Collection entries
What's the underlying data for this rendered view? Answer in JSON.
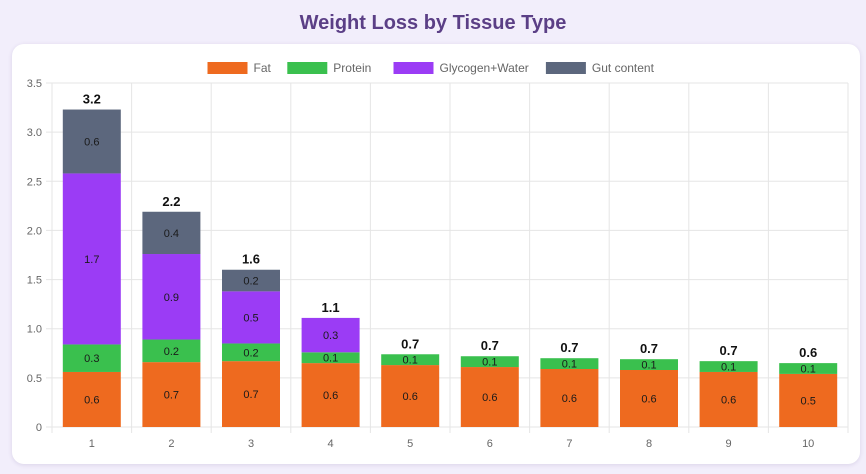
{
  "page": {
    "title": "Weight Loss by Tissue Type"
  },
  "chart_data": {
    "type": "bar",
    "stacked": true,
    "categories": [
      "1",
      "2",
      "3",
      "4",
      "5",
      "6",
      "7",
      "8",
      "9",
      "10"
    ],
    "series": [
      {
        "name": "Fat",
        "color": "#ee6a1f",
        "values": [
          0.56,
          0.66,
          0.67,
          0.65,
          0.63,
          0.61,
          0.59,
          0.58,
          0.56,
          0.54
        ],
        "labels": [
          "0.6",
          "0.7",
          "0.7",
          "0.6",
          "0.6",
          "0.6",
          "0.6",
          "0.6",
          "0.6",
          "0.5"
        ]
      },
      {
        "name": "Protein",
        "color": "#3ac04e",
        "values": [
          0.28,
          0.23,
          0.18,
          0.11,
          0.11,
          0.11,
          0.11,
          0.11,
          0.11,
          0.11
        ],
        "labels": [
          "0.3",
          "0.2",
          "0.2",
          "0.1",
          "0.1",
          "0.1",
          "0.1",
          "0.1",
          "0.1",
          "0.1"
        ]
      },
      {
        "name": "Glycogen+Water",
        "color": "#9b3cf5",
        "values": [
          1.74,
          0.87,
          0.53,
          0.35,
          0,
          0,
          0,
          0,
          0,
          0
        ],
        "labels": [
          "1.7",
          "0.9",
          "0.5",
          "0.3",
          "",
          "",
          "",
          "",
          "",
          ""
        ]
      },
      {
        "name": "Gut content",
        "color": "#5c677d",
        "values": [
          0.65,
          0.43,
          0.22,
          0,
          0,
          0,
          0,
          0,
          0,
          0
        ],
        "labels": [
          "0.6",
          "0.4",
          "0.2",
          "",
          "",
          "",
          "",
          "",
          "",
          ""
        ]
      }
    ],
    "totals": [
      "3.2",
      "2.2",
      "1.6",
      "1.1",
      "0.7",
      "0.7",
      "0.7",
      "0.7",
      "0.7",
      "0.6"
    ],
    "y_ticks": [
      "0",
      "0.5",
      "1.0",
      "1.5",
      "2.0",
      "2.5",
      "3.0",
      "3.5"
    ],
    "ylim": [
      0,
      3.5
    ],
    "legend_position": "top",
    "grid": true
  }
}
---
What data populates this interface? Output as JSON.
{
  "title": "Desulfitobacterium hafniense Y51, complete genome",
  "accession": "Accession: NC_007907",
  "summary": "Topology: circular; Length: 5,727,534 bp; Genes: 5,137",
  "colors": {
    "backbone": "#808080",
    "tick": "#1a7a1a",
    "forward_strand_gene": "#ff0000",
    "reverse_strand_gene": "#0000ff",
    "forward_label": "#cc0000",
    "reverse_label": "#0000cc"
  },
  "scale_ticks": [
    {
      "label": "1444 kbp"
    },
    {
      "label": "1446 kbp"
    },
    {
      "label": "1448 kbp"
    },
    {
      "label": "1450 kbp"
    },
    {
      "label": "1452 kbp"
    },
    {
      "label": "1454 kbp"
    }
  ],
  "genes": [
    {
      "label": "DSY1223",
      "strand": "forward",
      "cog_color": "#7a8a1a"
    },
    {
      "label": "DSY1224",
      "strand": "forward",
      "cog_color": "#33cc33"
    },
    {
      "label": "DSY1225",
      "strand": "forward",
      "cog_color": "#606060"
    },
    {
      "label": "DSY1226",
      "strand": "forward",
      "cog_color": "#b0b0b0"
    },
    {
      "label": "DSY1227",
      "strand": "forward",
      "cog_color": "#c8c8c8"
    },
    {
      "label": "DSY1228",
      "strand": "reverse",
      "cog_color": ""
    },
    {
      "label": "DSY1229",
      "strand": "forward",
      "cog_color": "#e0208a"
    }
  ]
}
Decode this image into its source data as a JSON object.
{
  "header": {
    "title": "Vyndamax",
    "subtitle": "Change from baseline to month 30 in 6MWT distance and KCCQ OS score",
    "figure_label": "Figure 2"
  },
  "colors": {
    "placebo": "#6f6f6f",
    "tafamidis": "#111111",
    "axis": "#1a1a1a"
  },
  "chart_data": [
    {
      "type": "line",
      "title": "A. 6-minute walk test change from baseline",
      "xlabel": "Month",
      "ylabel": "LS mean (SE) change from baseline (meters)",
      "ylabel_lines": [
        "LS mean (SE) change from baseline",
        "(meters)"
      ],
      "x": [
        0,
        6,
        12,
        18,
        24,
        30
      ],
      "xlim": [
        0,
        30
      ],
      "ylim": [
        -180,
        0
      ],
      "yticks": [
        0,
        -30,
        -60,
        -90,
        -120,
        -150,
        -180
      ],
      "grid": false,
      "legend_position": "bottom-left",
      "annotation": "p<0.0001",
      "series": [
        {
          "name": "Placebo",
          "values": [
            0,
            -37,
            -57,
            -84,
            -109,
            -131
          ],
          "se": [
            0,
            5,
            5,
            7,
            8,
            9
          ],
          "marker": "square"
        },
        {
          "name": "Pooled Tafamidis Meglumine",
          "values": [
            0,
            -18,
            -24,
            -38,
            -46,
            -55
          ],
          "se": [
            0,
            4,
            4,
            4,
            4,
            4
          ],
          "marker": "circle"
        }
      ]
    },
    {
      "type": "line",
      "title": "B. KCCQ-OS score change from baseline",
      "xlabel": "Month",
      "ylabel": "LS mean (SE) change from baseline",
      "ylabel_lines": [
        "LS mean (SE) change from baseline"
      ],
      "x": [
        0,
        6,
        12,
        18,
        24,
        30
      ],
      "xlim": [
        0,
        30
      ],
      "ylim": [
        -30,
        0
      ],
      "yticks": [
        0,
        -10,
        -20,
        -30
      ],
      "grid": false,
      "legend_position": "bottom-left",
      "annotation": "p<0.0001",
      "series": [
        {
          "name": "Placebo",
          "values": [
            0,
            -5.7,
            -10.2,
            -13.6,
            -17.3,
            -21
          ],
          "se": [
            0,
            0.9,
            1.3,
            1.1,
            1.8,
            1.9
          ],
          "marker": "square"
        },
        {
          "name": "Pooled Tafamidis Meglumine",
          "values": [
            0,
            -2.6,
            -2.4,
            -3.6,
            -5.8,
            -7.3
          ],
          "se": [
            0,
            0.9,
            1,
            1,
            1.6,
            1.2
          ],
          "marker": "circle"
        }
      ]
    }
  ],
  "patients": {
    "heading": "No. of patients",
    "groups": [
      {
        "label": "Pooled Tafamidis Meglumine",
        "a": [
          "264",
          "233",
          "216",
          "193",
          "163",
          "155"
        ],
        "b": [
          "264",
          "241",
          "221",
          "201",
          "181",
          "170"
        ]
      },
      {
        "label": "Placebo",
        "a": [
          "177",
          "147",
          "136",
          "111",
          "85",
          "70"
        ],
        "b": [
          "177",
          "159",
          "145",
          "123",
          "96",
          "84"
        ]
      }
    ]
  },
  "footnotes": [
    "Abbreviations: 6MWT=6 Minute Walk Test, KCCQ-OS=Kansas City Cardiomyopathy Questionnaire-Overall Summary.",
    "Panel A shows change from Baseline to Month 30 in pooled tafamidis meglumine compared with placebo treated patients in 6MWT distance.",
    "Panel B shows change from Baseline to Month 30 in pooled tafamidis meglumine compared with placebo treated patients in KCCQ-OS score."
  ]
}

Your task
With "meters" as the string to match, show every line of the entries above that has it.

Written answer
      "ylabel": "LS mean (SE) change from baseline (meters)",
        "(meters)"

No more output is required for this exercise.